■ DATA FOR THIS EXERCISE ■
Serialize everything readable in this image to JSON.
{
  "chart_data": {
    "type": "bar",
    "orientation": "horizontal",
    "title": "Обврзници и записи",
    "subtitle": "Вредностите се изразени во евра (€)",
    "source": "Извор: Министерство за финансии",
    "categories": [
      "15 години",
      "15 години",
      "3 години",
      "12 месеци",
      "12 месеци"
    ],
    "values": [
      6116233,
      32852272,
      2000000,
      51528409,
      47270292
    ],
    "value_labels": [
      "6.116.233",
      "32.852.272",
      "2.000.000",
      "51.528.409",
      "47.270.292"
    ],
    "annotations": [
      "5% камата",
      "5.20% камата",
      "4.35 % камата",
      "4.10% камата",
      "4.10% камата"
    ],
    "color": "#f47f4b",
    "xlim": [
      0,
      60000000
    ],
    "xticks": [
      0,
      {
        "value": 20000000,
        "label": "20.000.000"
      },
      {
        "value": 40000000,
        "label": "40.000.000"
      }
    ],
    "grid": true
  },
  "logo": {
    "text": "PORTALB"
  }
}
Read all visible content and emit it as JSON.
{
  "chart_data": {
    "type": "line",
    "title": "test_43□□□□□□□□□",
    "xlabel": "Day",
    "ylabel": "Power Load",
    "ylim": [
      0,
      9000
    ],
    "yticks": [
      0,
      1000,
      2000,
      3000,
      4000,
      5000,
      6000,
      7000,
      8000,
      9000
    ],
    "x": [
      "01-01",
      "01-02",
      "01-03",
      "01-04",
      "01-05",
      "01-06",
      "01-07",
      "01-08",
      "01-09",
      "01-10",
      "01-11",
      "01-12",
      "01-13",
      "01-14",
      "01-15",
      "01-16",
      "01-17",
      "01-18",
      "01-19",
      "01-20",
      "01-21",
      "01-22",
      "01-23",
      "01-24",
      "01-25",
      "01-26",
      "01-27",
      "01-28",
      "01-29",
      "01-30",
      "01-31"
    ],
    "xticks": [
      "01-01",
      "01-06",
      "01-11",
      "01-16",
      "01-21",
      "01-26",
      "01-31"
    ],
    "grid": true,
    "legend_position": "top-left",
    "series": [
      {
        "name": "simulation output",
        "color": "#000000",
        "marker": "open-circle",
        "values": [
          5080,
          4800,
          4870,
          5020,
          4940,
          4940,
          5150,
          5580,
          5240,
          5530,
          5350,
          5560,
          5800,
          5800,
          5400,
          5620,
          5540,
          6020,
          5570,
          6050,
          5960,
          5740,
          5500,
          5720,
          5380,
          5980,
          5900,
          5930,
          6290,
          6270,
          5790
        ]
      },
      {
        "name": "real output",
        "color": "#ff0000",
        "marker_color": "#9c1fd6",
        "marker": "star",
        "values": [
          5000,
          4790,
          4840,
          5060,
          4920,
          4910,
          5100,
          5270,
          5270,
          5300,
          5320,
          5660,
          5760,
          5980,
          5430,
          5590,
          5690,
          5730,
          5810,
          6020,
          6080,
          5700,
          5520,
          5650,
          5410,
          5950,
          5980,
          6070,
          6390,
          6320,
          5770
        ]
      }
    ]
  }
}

■ EXERCISE ■
Report only how many lines in the listing contain the string "output".

■ ANSWER TO THE EXERCISE ■
2